Entries with figure data
· · · · ·

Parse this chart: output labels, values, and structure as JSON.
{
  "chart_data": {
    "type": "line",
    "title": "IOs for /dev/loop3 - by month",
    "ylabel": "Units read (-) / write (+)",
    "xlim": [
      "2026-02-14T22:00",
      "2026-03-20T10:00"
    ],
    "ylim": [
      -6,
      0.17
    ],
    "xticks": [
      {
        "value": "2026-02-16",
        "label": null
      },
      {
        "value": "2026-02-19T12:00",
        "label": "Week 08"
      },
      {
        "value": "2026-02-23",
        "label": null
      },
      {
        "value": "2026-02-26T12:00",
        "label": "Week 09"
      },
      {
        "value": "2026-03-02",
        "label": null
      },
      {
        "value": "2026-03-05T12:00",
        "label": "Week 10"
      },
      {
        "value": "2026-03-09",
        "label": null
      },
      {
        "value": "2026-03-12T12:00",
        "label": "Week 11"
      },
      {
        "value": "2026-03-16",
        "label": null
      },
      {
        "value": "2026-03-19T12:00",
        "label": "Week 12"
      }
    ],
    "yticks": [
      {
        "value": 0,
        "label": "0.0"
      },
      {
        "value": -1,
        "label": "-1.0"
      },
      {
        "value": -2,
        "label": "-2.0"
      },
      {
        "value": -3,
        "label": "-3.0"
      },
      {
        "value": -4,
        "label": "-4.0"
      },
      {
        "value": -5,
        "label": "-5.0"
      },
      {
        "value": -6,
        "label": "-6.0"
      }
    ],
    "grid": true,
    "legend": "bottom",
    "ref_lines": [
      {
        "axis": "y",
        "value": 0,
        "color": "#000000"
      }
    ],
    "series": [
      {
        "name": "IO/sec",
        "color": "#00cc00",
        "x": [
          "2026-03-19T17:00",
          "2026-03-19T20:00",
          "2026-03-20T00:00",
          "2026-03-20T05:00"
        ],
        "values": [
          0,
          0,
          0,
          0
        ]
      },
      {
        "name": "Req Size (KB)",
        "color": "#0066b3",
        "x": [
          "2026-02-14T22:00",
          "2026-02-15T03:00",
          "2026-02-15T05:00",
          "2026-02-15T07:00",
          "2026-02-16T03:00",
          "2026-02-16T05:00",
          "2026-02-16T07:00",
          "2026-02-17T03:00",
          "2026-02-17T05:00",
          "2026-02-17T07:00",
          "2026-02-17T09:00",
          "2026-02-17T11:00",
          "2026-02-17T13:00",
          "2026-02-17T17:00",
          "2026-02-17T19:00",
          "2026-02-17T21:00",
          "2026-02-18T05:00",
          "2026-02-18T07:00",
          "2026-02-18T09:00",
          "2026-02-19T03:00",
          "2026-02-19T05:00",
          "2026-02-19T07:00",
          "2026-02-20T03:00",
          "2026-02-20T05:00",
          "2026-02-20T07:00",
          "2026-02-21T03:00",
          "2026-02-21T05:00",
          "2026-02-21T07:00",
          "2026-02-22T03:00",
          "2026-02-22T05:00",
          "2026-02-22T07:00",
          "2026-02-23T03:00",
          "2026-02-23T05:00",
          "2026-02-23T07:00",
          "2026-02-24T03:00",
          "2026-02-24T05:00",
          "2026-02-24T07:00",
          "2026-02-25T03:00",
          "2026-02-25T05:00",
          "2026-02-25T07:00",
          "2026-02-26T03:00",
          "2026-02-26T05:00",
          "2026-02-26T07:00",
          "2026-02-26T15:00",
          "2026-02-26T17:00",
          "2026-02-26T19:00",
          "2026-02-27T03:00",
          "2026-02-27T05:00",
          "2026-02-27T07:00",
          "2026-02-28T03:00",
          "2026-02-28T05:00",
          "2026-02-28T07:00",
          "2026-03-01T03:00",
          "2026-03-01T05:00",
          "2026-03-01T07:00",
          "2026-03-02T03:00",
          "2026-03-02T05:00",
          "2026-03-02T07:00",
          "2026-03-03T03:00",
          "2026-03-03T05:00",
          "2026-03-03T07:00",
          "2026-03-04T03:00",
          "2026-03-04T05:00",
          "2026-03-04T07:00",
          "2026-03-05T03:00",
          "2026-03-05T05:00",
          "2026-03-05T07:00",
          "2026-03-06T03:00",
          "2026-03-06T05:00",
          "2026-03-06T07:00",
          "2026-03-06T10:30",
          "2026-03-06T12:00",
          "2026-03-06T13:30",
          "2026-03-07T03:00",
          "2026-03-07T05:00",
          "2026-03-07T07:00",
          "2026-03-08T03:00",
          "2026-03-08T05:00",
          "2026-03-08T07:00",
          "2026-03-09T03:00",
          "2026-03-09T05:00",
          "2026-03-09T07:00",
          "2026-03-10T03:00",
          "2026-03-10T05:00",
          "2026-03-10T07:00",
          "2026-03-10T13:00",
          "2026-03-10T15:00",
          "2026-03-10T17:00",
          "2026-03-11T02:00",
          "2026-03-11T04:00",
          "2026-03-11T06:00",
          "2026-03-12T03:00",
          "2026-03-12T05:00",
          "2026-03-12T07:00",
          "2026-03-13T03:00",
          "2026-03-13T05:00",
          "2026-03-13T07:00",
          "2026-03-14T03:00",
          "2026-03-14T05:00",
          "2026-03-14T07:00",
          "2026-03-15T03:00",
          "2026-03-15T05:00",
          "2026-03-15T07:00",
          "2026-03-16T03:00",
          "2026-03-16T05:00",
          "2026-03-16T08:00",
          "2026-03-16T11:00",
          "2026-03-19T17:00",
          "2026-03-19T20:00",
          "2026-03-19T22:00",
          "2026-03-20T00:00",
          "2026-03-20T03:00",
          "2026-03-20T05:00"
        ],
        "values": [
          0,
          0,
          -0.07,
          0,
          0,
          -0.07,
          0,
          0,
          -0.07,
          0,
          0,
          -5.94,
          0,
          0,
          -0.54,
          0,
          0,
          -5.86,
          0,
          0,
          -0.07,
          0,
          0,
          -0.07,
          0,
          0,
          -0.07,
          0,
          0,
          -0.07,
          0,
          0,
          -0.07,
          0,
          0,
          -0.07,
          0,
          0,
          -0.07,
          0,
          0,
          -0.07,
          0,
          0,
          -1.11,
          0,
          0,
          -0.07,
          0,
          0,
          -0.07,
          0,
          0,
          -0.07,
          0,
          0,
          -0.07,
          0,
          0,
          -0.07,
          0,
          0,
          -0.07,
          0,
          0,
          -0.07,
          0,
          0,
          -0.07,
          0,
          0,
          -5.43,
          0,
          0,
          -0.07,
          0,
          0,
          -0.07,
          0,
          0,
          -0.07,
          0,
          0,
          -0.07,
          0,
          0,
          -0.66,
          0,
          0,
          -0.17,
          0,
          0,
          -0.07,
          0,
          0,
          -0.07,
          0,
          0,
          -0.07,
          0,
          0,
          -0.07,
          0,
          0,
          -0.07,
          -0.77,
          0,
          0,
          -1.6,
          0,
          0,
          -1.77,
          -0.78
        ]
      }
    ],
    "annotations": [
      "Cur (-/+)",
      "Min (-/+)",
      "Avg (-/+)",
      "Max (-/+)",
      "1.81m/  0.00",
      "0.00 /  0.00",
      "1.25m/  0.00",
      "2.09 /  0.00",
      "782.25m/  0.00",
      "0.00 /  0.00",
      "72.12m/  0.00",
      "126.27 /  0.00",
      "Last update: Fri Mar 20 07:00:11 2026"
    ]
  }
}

· · · · ·

Looking at the data above, how many lines hold the word "color"? Respond with the number alone.

> **Answer to the exercise**
3